> [Data items]:
* Begin *
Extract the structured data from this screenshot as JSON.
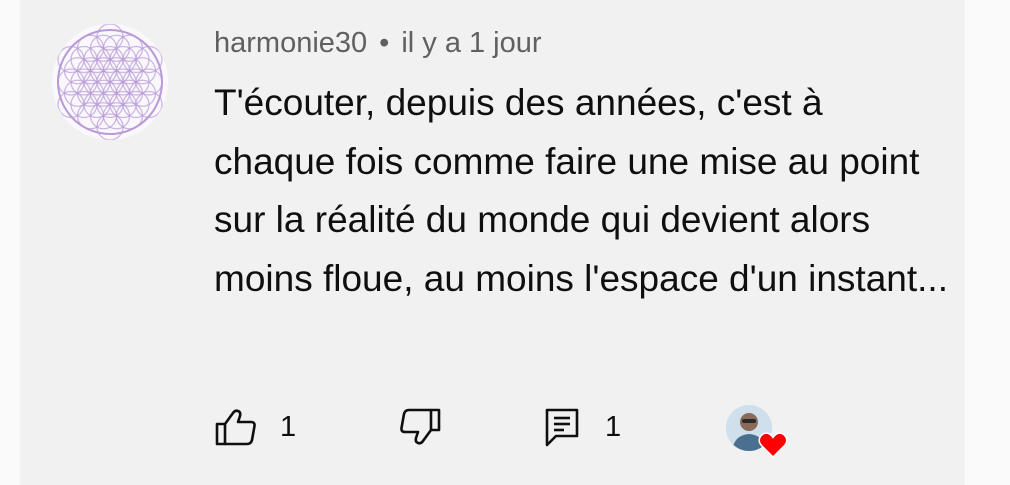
{
  "comment": {
    "author": "harmonie30",
    "separator": "•",
    "timestamp": "il y a 1 jour",
    "text": "T'écouter, depuis des années, c'est à chaque fois comme faire une mise au point sur la réalité du monde qui devient alors moins floue, au moins l'espace d'un instant...",
    "avatar_icon": "flower-of-life-icon",
    "avatar_color": "#b79ad6"
  },
  "actions": {
    "like_icon": "thumb-up-icon",
    "like_count": "1",
    "dislike_icon": "thumb-down-icon",
    "reply_icon": "comment-icon",
    "reply_count": "1",
    "creator_heart_icon": "heart-icon",
    "heart_color": "#ff0000"
  }
}
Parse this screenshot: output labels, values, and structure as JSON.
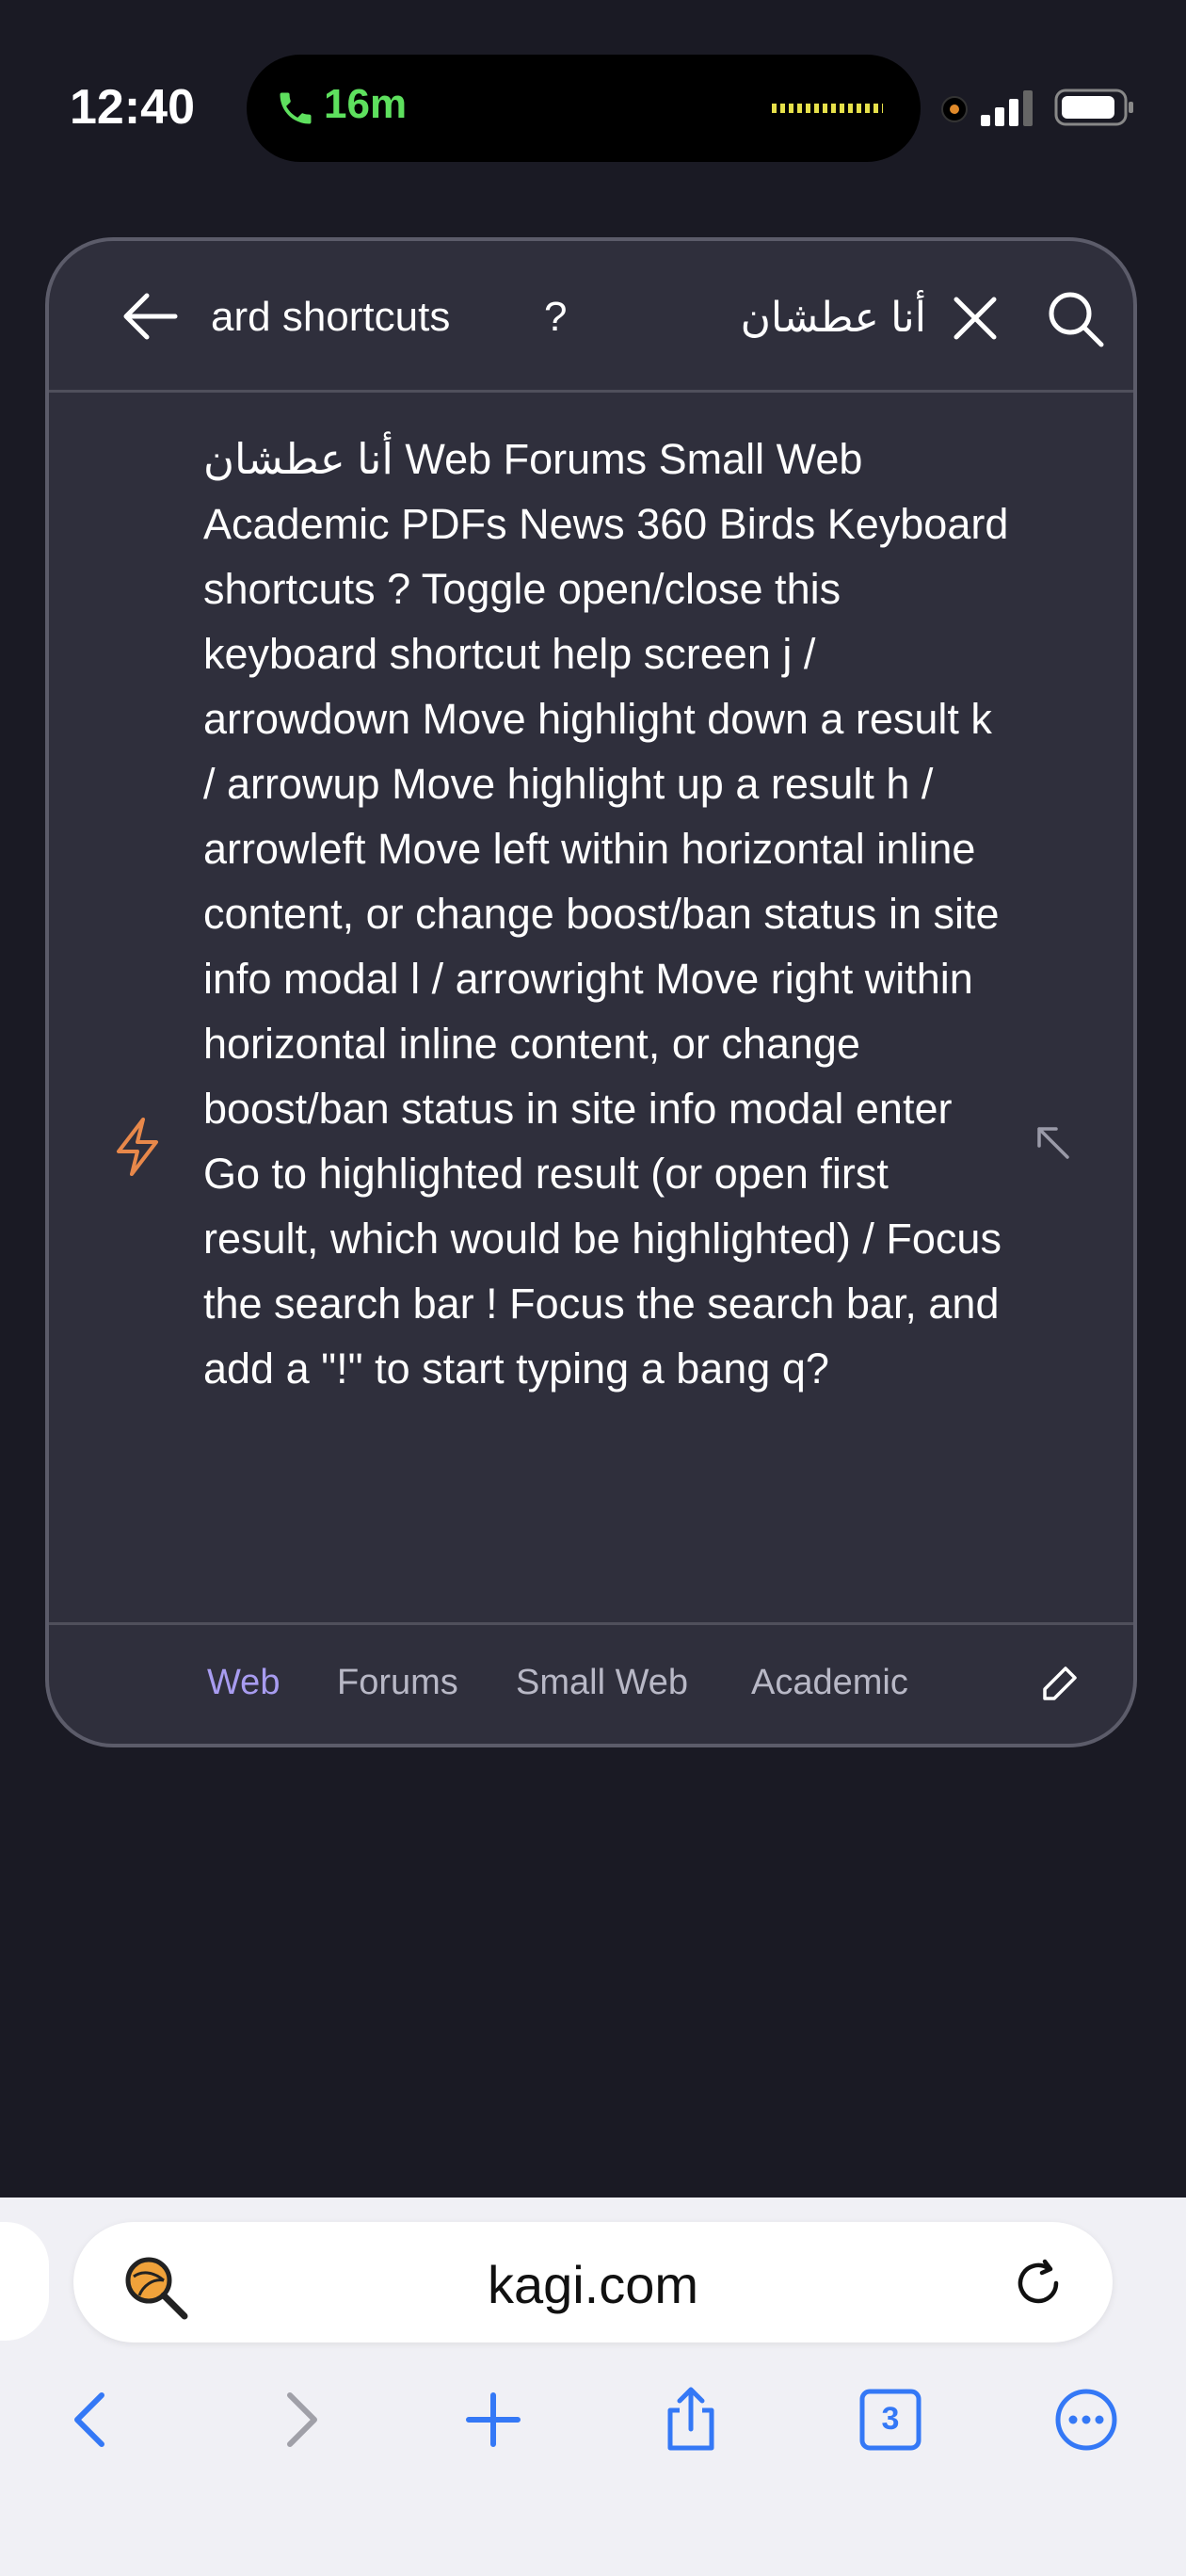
{
  "status": {
    "time": "12:40",
    "call_duration": "16m"
  },
  "search": {
    "query_visible_left": "ard shortcuts",
    "query_visible_mid": "?",
    "query_arabic": "أنا عطشان"
  },
  "suggestion": {
    "text": "أنا عطشان Web Forums Small Web Academic PDFs News 360 Birds Keyboard shortcuts ? Toggle open/close this keyboard shortcut help screen j / arrowdown Move highlight down a result k / arrowup Move highlight up a result h / arrowleft Move left within horizontal inline content, or change boost/ban status in site info modal l / arrowright Move right within horizontal inline content, or change boost/ban status in site info modal enter Go to highlighted result (or open first result, which would be highlighted) / Focus the search bar ! Focus the search bar, and add a \"!\" to start typing a bang q?"
  },
  "tabs": [
    {
      "label": "Web",
      "active": true
    },
    {
      "label": "Forums",
      "active": false
    },
    {
      "label": "Small Web",
      "active": false
    },
    {
      "label": "Academic",
      "active": false
    }
  ],
  "browser": {
    "url": "kagi.com",
    "tab_count": "3"
  },
  "colors": {
    "accent": "#3478f6",
    "bolt": "#e8884a",
    "active_tab": "#a89cf0"
  },
  "icons": [
    "back-arrow-icon",
    "clear-icon",
    "search-icon",
    "bolt-icon",
    "fill-arrow-icon",
    "edit-icon",
    "kagi-icon",
    "reload-icon",
    "nav-back-icon",
    "nav-forward-icon",
    "new-tab-icon",
    "share-icon",
    "tabs-icon",
    "more-icon"
  ]
}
* End *
> [Exercise prompt]:
Starting with the line that contains "Parse this screenshot: output", reproduce every line down to the end of the listing above, both endpoints included. Pictures stay out.

> [Answer in full]:
Parse this screenshot: output labels, values, and structure as JSON.
{
  "status": {
    "time": "12:40",
    "call_duration": "16m"
  },
  "search": {
    "query_visible_left": "ard shortcuts",
    "query_visible_mid": "?",
    "query_arabic": "أنا عطشان"
  },
  "suggestion": {
    "text": "أنا عطشان Web Forums Small Web Academic PDFs News 360 Birds Keyboard shortcuts ? Toggle open/close this keyboard shortcut help screen j / arrowdown Move highlight down a result k / arrowup Move highlight up a result h / arrowleft Move left within horizontal inline content, or change boost/ban status in site info modal l / arrowright Move right within horizontal inline content, or change boost/ban status in site info modal enter Go to highlighted result (or open first result, which would be highlighted) / Focus the search bar ! Focus the search bar, and add a \"!\" to start typing a bang q?"
  },
  "tabs": [
    {
      "label": "Web",
      "active": true
    },
    {
      "label": "Forums",
      "active": false
    },
    {
      "label": "Small Web",
      "active": false
    },
    {
      "label": "Academic",
      "active": false
    }
  ],
  "browser": {
    "url": "kagi.com",
    "tab_count": "3"
  },
  "colors": {
    "accent": "#3478f6",
    "bolt": "#e8884a",
    "active_tab": "#a89cf0"
  },
  "icons": [
    "back-arrow-icon",
    "clear-icon",
    "search-icon",
    "bolt-icon",
    "fill-arrow-icon",
    "edit-icon",
    "kagi-icon",
    "reload-icon",
    "nav-back-icon",
    "nav-forward-icon",
    "new-tab-icon",
    "share-icon",
    "tabs-icon",
    "more-icon"
  ]
}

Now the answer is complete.